Below are the records; locate each line with the word "durch" and copy it.

------------------------

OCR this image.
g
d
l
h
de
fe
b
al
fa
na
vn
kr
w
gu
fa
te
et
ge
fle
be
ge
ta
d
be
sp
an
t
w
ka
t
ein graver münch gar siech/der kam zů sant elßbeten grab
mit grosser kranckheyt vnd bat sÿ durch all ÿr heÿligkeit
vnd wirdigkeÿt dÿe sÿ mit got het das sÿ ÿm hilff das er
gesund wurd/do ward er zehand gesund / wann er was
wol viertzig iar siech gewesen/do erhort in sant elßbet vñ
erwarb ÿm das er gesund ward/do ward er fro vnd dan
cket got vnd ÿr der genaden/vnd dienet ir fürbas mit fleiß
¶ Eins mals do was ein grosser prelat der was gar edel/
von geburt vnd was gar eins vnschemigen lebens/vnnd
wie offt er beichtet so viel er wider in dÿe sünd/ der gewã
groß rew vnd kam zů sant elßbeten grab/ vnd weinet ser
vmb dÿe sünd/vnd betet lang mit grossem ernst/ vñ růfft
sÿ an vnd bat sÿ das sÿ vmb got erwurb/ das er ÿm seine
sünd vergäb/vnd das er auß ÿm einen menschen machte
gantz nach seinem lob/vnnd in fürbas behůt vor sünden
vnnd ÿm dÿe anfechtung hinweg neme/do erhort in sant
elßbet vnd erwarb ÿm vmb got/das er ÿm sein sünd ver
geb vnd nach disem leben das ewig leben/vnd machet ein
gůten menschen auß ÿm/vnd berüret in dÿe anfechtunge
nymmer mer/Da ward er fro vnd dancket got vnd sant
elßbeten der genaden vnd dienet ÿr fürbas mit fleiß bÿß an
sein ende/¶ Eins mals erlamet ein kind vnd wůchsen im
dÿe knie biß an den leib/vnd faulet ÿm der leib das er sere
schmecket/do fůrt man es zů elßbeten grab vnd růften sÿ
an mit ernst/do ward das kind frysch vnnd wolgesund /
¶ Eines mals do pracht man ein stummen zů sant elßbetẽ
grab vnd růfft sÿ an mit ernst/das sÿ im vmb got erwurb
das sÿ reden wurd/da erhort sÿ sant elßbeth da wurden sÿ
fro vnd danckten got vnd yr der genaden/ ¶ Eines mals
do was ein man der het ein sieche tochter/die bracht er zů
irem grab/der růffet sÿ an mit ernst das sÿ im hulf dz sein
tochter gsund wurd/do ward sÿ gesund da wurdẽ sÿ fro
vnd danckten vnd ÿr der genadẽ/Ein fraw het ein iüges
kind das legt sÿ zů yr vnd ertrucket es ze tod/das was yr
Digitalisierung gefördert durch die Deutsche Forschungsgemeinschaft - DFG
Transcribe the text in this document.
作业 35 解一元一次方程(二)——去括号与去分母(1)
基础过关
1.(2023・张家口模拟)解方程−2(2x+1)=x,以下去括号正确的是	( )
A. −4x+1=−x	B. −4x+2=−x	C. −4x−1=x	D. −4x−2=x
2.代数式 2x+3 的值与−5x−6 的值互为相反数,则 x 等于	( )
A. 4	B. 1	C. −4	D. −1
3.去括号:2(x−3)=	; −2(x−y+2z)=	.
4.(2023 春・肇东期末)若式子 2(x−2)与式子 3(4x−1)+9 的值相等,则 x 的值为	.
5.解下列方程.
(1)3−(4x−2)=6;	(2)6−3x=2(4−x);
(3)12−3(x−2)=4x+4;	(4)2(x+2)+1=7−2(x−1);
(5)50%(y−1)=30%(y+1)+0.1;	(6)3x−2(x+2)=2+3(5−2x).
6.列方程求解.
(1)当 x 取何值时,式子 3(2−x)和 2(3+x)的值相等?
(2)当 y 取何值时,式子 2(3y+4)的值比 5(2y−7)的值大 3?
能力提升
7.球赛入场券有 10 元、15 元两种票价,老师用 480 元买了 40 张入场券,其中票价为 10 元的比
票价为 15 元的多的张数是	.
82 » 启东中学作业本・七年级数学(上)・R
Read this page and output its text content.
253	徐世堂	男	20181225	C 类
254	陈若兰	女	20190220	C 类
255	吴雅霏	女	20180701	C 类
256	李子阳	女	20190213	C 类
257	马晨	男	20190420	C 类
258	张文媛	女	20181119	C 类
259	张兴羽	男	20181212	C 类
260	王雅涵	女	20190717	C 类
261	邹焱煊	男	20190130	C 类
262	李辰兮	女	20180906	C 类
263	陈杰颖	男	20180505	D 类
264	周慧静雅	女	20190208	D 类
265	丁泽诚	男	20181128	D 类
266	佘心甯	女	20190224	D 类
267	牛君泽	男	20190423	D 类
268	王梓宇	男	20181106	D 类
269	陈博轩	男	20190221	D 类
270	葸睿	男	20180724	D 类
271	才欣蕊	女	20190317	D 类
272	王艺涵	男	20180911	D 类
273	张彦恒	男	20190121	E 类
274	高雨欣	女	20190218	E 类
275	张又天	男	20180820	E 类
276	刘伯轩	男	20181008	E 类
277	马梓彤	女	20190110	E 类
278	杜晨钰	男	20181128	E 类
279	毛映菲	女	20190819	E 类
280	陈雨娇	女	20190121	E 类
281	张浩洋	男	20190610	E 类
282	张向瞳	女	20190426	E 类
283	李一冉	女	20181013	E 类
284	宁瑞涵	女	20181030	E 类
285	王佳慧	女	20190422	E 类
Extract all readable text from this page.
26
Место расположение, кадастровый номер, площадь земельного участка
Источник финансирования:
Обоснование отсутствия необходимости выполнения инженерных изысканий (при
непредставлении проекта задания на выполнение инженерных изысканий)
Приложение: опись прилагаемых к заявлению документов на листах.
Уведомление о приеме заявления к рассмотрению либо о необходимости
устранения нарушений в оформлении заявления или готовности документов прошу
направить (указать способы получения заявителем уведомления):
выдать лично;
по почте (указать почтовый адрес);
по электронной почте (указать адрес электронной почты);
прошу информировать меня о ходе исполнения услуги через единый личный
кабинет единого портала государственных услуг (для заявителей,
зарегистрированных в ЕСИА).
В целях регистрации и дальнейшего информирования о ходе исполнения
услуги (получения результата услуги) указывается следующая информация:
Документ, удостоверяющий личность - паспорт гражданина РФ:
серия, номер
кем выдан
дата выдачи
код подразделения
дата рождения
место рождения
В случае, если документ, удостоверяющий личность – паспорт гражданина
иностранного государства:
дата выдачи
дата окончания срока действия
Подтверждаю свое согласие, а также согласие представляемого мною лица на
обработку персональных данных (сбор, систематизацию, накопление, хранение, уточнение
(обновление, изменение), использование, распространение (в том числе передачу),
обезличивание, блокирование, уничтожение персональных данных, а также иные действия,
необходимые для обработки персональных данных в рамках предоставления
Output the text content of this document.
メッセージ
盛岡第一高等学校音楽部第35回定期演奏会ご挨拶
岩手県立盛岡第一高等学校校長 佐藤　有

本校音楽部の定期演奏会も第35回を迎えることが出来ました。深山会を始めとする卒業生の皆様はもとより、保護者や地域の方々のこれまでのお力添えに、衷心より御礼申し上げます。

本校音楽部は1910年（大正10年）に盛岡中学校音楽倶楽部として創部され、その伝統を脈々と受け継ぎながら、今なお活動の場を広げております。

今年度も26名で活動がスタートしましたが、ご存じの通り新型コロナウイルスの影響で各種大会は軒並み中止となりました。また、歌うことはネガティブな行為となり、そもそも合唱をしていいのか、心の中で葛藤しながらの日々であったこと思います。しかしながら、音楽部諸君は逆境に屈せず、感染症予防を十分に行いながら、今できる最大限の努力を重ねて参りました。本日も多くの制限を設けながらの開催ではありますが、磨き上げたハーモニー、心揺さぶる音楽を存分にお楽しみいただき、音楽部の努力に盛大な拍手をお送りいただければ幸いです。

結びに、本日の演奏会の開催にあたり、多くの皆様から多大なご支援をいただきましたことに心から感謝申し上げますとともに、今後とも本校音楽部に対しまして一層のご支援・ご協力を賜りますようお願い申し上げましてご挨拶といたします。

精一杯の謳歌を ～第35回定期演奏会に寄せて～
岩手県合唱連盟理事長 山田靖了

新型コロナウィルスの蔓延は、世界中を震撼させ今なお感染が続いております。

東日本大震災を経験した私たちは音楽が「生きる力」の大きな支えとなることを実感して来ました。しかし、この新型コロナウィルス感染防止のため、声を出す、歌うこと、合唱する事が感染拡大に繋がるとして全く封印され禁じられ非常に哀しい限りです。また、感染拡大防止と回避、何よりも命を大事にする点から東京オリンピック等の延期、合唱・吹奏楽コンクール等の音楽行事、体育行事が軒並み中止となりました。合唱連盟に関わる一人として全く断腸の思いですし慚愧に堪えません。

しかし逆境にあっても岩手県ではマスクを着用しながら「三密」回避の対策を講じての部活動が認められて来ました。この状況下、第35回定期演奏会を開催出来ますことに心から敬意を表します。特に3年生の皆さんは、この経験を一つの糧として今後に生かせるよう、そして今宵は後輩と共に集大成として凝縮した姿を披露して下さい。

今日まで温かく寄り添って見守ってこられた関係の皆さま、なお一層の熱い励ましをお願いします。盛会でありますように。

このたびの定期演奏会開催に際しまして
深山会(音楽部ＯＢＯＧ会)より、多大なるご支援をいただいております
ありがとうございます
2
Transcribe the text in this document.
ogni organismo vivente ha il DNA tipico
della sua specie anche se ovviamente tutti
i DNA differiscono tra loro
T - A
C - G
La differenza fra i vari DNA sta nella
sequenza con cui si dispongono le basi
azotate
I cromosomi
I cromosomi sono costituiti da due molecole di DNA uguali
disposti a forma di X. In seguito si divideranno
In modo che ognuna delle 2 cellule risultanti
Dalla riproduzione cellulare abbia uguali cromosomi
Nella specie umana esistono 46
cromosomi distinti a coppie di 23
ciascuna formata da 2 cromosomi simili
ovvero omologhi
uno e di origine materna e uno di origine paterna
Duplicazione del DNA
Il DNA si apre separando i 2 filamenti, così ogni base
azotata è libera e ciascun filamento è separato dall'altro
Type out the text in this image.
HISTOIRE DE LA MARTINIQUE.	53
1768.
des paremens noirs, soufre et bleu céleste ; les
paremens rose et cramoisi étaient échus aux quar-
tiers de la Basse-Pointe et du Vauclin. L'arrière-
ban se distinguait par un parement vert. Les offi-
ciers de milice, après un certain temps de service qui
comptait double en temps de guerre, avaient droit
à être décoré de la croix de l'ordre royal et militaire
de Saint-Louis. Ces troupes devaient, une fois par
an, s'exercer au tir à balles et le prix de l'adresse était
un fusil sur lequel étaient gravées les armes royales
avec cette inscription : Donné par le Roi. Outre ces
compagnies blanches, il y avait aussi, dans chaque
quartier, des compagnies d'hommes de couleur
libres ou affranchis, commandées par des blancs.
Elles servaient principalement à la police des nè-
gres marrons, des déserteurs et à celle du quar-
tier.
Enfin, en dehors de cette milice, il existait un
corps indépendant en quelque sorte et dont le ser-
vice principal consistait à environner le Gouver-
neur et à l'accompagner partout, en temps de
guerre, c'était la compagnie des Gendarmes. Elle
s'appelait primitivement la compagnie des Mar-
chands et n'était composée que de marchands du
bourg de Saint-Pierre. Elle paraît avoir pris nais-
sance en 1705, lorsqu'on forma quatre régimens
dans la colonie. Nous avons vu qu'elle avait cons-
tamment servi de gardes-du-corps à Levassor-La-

------------------------

Task result ->
mit grosser kranckheyt vnd bat sÿ durch all ÿr heÿligkeit
Digitalisierung gefördert durch die Deutsche Forschungsgemeinschaft - DFG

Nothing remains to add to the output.